• _Problem to solve_: Please show all lines of the records that include "napravami".

• _Provided material_:

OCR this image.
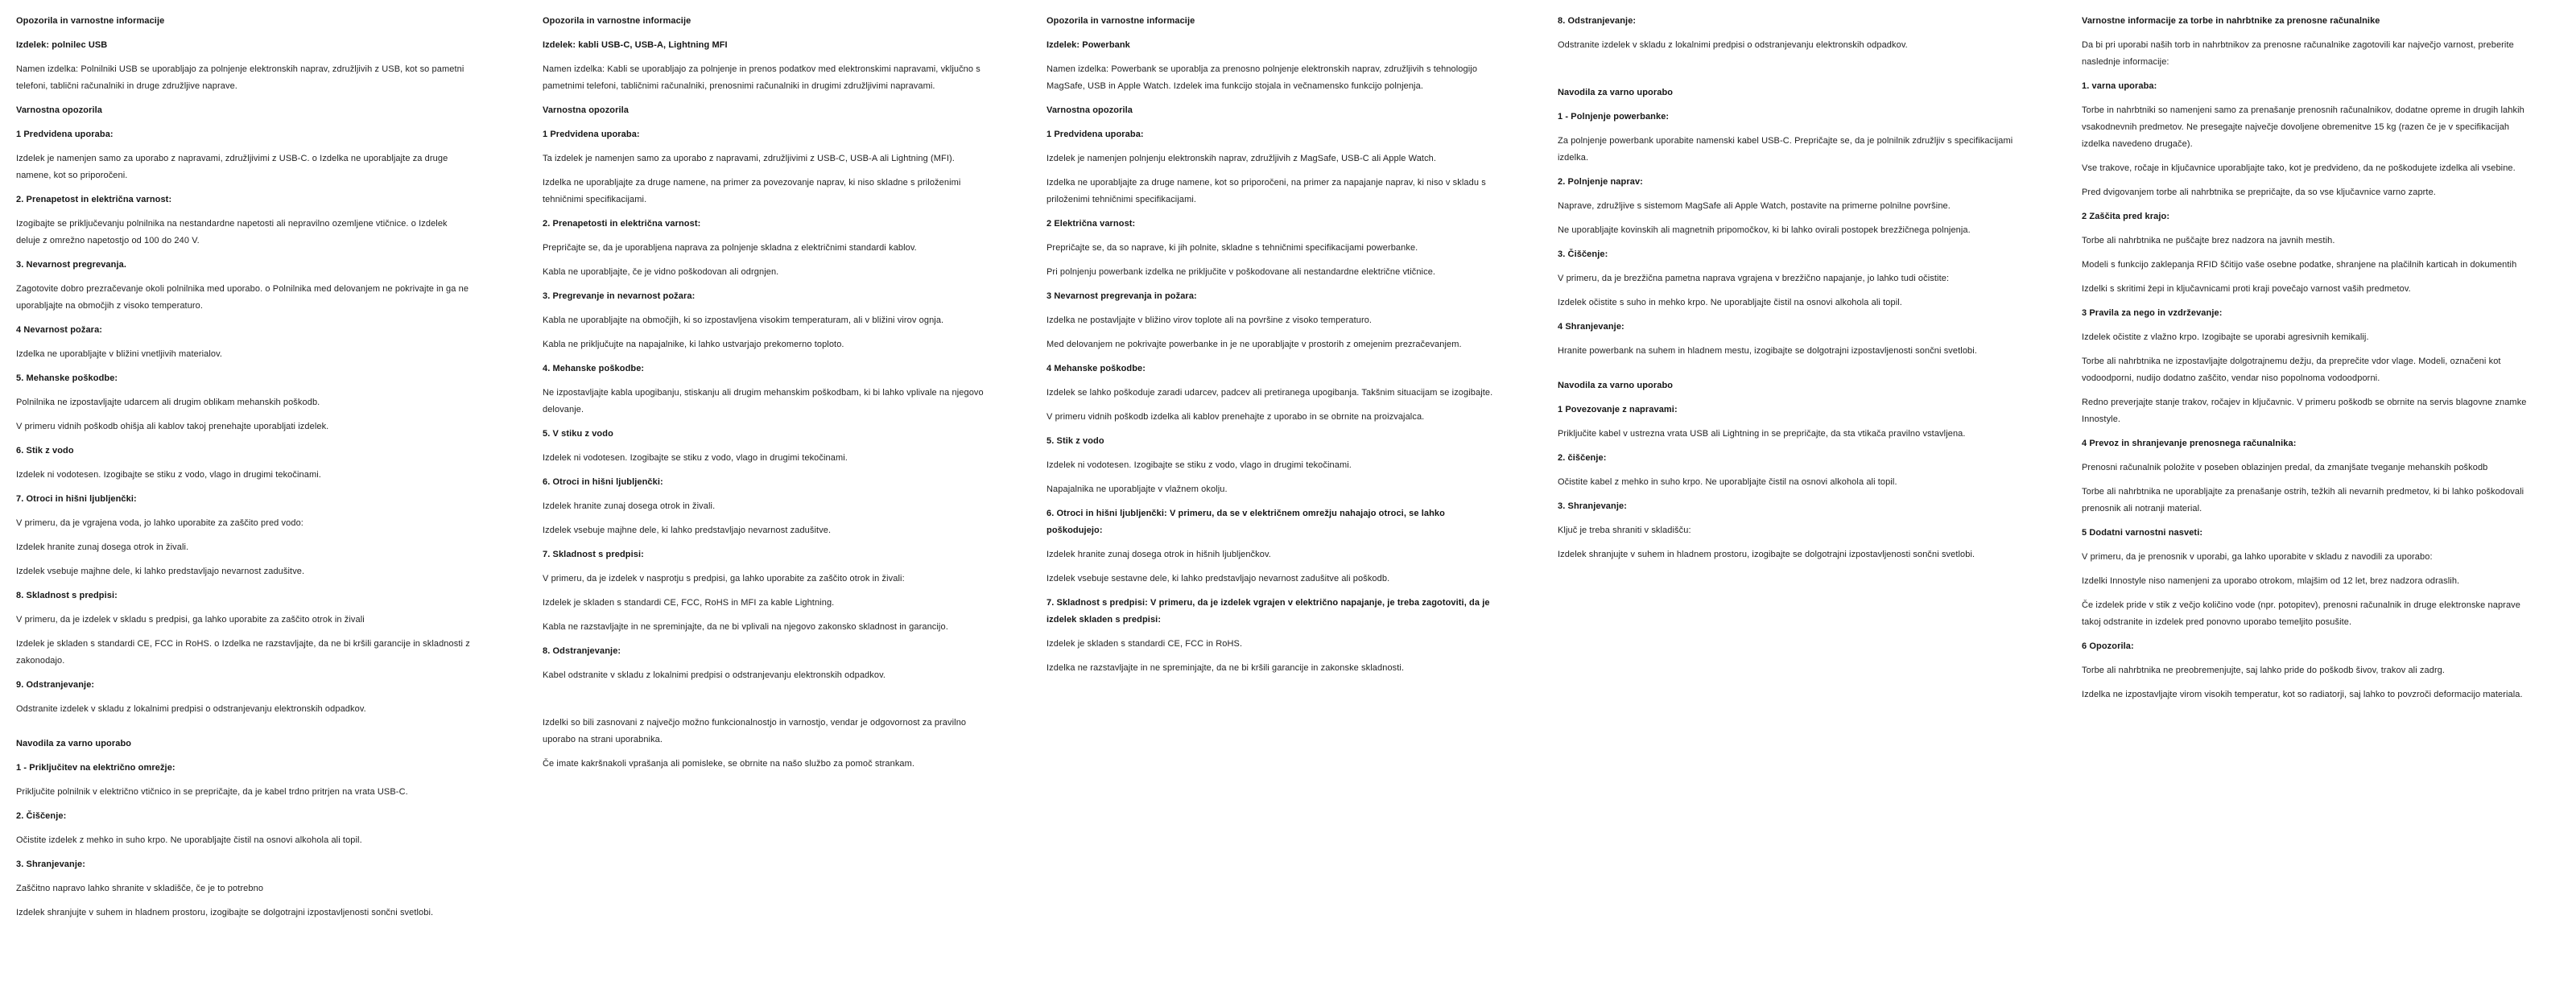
Opozorila in varnostne informacije
Izdelek: polnilec USB
Namen izdelka: Polnilniki USB se uporabljajo za polnjenje elektronskih naprav, združljivih z USB, kot so pametni telefoni, tablični računalniki in druge združljive naprave.
Varnostna opozorila
1 Predvidena uporaba:
Izdelek je namenjen samo za uporabo z napravami, združljivimi z USB-C. o Izdelka ne uporabljajte za druge namene, kot so priporočeni.
2. Prenapetost in električna varnost:
Izogibajte se priključevanju polnilnika na nestandardne napetosti ali nepravilno ozemljene vtičnice. o Izdelek deluje z omrežno napetostjo od 100 do 240 V.
3. Nevarnost pregrevanja.
Zagotovite dobro prezračevanje okoli polnilnika med uporabo. o Polnilnika med delovanjem ne pokrivajte in ga ne uporabljajte na območjih z visoko temperaturo.
4 Nevarnost požara:
Izdelka ne uporabljajte v bližini vnetljivih materialov.
5. Mehanske poškodbe:
Polnilnika ne izpostavljajte udarcem ali drugim oblikam mehanskih poškodb.
V primeru vidnih poškodb ohišja ali kablov takoj prenehajte uporabljati izdelek.
6. Stik z vodo
Izdelek ni vodotesen. Izogibajte se stiku z vodo, vlago in drugimi tekočinami.
7. Otroci in hišni ljubljenčki:
V primeru, da je vgrajena voda, jo lahko uporabite za zaščito pred vodo:
Izdelek hranite zunaj dosega otrok in živali.
Izdelek vsebuje majhne dele, ki lahko predstavljajo nevarnost zadušitve.
8. Skladnost s predpisi:
V primeru, da je izdelek v skladu s predpisi, ga lahko uporabite za zaščito otrok in živali
Izdelek je skladen s standardi CE, FCC in RoHS. o Izdelka ne razstavljajte, da ne bi kršili garancije in skladnosti z zakonodajo.
9. Odstranjevanje:
Odstranite izdelek v skladu z lokalnimi predpisi o odstranjevanju elektronskih odpadkov.
Navodila za varno uporabo
1 - Priključitev na električno omrežje:
Priključite polnilnik v električno vtičnico in se prepričajte, da je kabel trdno pritrjen na vrata USB-C.
2. Čiščenje:
Očistite izdelek z mehko in suho krpo. Ne uporabljajte čistil na osnovi alkohola ali topil.
3. Shranjevanje:
Zaščitno napravo lahko shranite v skladišče, če je to potrebno
Izdelek shranjujte v suhem in hladnem prostoru, izogibajte se dolgotrajni izpostavljenosti sončni svetlobi.
Opozorila in varnostne informacije
Izdelek: kabli USB-C, USB-A, Lightning MFI
Namen izdelka: Kabli se uporabljajo za polnjenje in prenos podatkov med elektronskimi napravami, vključno s pametnimi telefoni, tabličnimi računalniki, prenosnimi računalniki in drugimi združljivimi napravami.
Varnostna opozorila
1 Predvidena uporaba:
Ta izdelek je namenjen samo za uporabo z napravami, združljivimi z USB-C, USB-A ali Lightning (MFI).
Izdelka ne uporabljajte za druge namene, na primer za povezovanje naprav, ki niso skladne s priloženimi tehničnimi specifikacijami.
2. Prenapetosti in električna varnost:
Prepričajte se, da je uporabljena naprava za polnjenje skladna z električnimi standardi kablov.
Kabla ne uporabljajte, če je vidno poškodovan ali odrgnjen.
3. Pregrevanje in nevarnost požara:
Kabla ne uporabljajte na območjih, ki so izpostavljena visokim temperaturam, ali v bližini virov ognja.
Kabla ne priključujte na napajalnike, ki lahko ustvarjajo prekomerno toploto.
4. Mehanske poškodbe:
Ne izpostavljajte kabla upogibanju, stiskanju ali drugim mehanskim poškodbam, ki bi lahko vplivale na njegovo delovanje.
5. V stiku z vodo
Izdelek ni vodotesen. Izogibajte se stiku z vodo, vlago in drugimi tekočinami.
6. Otroci in hišni ljubljenčki:
Izdelek hranite zunaj dosega otrok in živali.
Izdelek vsebuje majhne dele, ki lahko predstavljajo nevarnost zadušitve.
7. Skladnost s predpisi:
V primeru, da je izdelek v nasprotju s predpisi, ga lahko uporabite za zaščito otrok in živali:
Izdelek je skladen s standardi CE, FCC, RoHS in MFI za kable Lightning.
Kabla ne razstavljajte in ne spreminjajte, da ne bi vplivali na njegovo zakonsko skladnost in garancijo.
8. Odstranjevanje:
Kabel odstranite v skladu z lokalnimi predpisi o odstranjevanju elektronskih odpadkov.
Izdelki so bili zasnovani z največjo možno funkcionalnostjo in varnostjo, vendar je odgovornost za pravilno uporabo na strani uporabnika.
Če imate kakršnakoli vprašanja ali pomisleke, se obrnite na našo službo za pomoč strankam.
Opozorila in varnostne informacije
Izdelek: Powerbank
Namen izdelka: Powerbank se uporablja za prenosno polnjenje elektronskih naprav, združljivih s tehnologijo MagSafe, USB in Apple Watch. Izdelek ima funkcijo stojala in večnamensko funkcijo polnjenja.
Varnostna opozorila
1 Predvidena uporaba:
Izdelek je namenjen polnjenju elektronskih naprav, združljivih z MagSafe, USB-C ali Apple Watch.
Izdelka ne uporabljajte za druge namene, kot so priporočeni, na primer za napajanje naprav, ki niso v skladu s priloženimi tehničnimi specifikacijami.
2 Električna varnost:
Prepričajte se, da so naprave, ki jih polnite, skladne s tehničnimi specifikacijami powerbanke.
Pri polnjenju powerbank izdelka ne priključite v poškodovane ali nestandardne električne vtičnice.
3 Nevarnost pregrevanja in požara:
Izdelka ne postavljajte v bližino virov toplote ali na površine z visoko temperaturo.
Med delovanjem ne pokrivajte powerbanke in je ne uporabljajte v prostorih z omejenim prezračevanjem.
4 Mehanske poškodbe:
Izdelek se lahko poškoduje zaradi udarcev, padcev ali pretiranega upogibanja. Takšnim situacijam se izogibajte.
V primeru vidnih poškodb izdelka ali kablov prenehajte z uporabo in se obrnite na proizvajalca.
5. Stik z vodo
Izdelek ni vodotesen. Izogibajte se stiku z vodo, vlago in drugimi tekočinami.
Napajalnika ne uporabljajte v vlažnem okolju.
6. Otroci in hišni ljubljenčki: V primeru, da se v električnem omrežju nahajajo otroci, se lahko poškodujejo:
Izdelek hranite zunaj dosega otrok in hišnih ljubljenčkov.
Izdelek vsebuje sestavne dele, ki lahko predstavljajo nevarnost zadušitve ali poškodb.
7. Skladnost s predpisi: V primeru, da je izdelek vgrajen v električno napajanje, je treba zagotoviti, da je izdelek skladen s predpisi:
Izdelek je skladen s standardi CE, FCC in RoHS.
Izdelka ne razstavljajte in ne spreminjajte, da ne bi kršili garancije in zakonske skladnosti.
8. Odstranjevanje:
Odstranite izdelek v skladu z lokalnimi predpisi o odstranjevanju elektronskih odpadkov.
Navodila za varno uporabo
1 - Polnjenje powerbanke:
Za polnjenje powerbank uporabite namenski kabel USB-C. Prepričajte se, da je polnilnik združljiv s specifikacijami izdelka.
2. Polnjenje naprav:
Naprave, združljive s sistemom MagSafe ali Apple Watch, postavite na primerne polnilne površine.
Ne uporabljajte kovinskih ali magnetnih pripomočkov, ki bi lahko ovirali postopek brezžičnega polnjenja.
3. Čiščenje:
V primeru, da je brezžična pametna naprava vgrajena v brezžično napajanje, jo lahko tudi očistite:
Izdelek očistite s suho in mehko krpo. Ne uporabljajte čistil na osnovi alkohola ali topil.
4 Shranjevanje:
Hranite powerbank na suhem in hladnem mestu, izogibajte se dolgotrajni izpostavljenosti sončni svetlobi.
Navodila za varno uporabo
1 Povezovanje z napravami:
Priključite kabel v ustrezna vrata USB ali Lightning in se prepričajte, da sta vtikača pravilno vstavljena.
2. čiščenje:
Očistite kabel z mehko in suho krpo. Ne uporabljajte čistil na osnovi alkohola ali topil.
3. Shranjevanje:
Ključ je treba shraniti v skladišču:
Izdelek shranjujte v suhem in hladnem prostoru, izogibajte se dolgotrajni izpostavljenosti sončni svetlobi.
Varnostne informacije za torbe in nahrbtnike za prenosne računalnike
Da bi pri uporabi naših torb in nahrbtnikov za prenosne računalnike zagotovili kar največjo varnost, preberite naslednje informacije:
1. varna uporaba:
Torbe in nahrbtniki so namenjeni samo za prenašanje prenosnih računalnikov, dodatne opreme in drugih lahkih vsakodnevnih predmetov. Ne presegajte največje dovoljene obremenitve 15 kg (razen če je v specifikacijah izdelka navedeno drugače).
Vse trakove, ročaje in ključavnice uporabljajte tako, kot je predvideno, da ne poškodujete izdelka ali vsebine.
Pred dvigovanjem torbe ali nahrbtnika se prepričajte, da so vse ključavnice varno zaprte.
2 Zaščita pred krajo:
Torbe ali nahrbtnika ne puščajte brez nadzora na javnih mestih.
Modeli s funkcijo zaklepanja RFID ščitijo vaše osebne podatke, shranjene na plačilnih karticah in dokumentih
Izdelki s skritimi žepi in ključavnicami proti kraji povečajo varnost vaših predmetov.
3 Pravila za nego in vzdrževanje:
Izdelek očistite z vlažno krpo. Izogibajte se uporabi agresivnih kemikalij.
Torbe ali nahrbtnika ne izpostavljajte dolgotrajnemu dežju, da preprečite vdor vlage. Modeli, označeni kot vodoodporni, nudijo dodatno zaščito, vendar niso popolnoma vodoodporni.
Redno preverjajte stanje trakov, ročajev in ključavnic. V primeru poškodb se obrnite na servis blagovne znamke Innostyle.
4 Prevoz in shranjevanje prenosnega računalnika:
Prenosni računalnik položite v poseben oblazinjen predal, da zmanjšate tveganje mehanskih poškodb
Torbe ali nahrbtnika ne uporabljajte za prenašanje ostrih, težkih ali nevarnih predmetov, ki bi lahko poškodovali prenosnik ali notranji material.
5 Dodatni varnostni nasveti:
V primeru, da je prenosnik v uporabi, ga lahko uporabite v skladu z navodili za uporabo:
Izdelki Innostyle niso namenjeni za uporabo otrokom, mlajšim od 12 let, brez nadzora odraslih.
Če izdelek pride v stik z večjo količino vode (npr. potopitev), prenosni računalnik in druge elektronske naprave takoj odstranite in izdelek pred ponovno uporabo temeljito posušite.
6 Opozorila:
Torbe ali nahrbtnika ne preobremenjujte, saj lahko pride do poškodb šivov, trakov ali zadrg.
Izdelka ne izpostavljajte virom visokih temperatur, kot so radiatorji, saj lahko to povzroči deformacijo materiala.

• _Solution to the exercise_:
Izdelek je namenjen samo za uporabo z napravami, združljivimi z USB-C. o Izdelka ne uporabljajte za druge namene, kot so priporočeni.
Namen izdelka: Kabli se uporabljajo za polnjenje in prenos podatkov med elektronskimi napravami, vključno s pametnimi telefoni, tabličnimi računalniki, prenosnimi računalniki in drugimi združljivimi napravami.
Ta izdelek je namenjen samo za uporabo z napravami, združljivimi z USB-C, USB-A ali Lightning (MFI).
1 Povezovanje z napravami:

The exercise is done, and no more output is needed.